--- DATA FOR PROCESSING ---
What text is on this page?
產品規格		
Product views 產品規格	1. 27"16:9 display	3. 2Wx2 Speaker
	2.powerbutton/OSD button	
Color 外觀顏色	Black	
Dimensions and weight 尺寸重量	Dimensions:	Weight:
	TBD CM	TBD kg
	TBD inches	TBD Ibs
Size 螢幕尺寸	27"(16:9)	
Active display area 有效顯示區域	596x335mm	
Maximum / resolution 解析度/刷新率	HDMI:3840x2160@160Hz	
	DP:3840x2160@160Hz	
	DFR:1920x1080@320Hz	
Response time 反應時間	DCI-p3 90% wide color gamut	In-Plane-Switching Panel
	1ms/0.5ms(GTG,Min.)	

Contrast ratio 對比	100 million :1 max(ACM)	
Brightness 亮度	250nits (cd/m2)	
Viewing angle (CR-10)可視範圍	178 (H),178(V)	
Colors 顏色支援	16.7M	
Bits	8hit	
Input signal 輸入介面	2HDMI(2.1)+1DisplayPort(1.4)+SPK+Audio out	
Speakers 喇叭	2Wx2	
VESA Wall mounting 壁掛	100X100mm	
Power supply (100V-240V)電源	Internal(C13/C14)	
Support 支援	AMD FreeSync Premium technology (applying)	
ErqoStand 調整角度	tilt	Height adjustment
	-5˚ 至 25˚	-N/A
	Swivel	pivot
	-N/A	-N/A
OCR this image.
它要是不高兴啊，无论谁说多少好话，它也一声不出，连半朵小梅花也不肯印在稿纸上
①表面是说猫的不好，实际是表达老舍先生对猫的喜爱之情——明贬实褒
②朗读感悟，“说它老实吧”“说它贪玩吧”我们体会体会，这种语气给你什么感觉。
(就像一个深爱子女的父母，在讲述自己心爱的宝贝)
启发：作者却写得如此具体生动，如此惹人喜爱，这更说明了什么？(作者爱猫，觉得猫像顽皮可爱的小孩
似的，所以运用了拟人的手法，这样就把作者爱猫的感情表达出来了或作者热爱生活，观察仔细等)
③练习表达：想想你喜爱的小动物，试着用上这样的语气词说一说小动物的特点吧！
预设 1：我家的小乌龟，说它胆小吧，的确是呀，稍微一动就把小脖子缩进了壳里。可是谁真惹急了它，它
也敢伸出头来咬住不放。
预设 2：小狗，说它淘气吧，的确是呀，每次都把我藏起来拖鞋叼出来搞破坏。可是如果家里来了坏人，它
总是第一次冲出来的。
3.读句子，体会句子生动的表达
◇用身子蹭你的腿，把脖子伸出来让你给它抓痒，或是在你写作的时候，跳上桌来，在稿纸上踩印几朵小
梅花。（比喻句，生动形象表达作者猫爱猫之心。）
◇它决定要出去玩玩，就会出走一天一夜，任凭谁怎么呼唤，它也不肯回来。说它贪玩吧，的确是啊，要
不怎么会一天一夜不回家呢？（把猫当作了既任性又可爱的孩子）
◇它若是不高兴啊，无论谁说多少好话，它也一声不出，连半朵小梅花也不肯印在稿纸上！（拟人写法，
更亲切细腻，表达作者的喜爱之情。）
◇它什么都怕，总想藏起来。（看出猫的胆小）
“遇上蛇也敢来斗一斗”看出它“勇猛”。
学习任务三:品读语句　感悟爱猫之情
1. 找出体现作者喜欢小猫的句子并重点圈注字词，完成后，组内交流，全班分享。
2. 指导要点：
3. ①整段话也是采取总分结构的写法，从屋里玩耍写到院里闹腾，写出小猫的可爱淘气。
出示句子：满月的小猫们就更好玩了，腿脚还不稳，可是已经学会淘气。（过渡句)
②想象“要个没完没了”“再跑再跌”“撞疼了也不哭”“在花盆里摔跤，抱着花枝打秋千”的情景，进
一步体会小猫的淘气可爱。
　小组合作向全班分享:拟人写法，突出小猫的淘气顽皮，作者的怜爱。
---
**EXERCISE BRIEF:** Pull out every line containing "连半朵小梅花也不肯印在稿纸上".

**COMPLETED EXERCISE:**
它要是不高兴啊，无论谁说多少好话，它也一声不出，连半朵小梅花也不肯印在稿纸上
◇它若是不高兴啊，无论谁说多少好话，它也一声不出，连半朵小梅花也不肯印在稿纸上！（拟人写法，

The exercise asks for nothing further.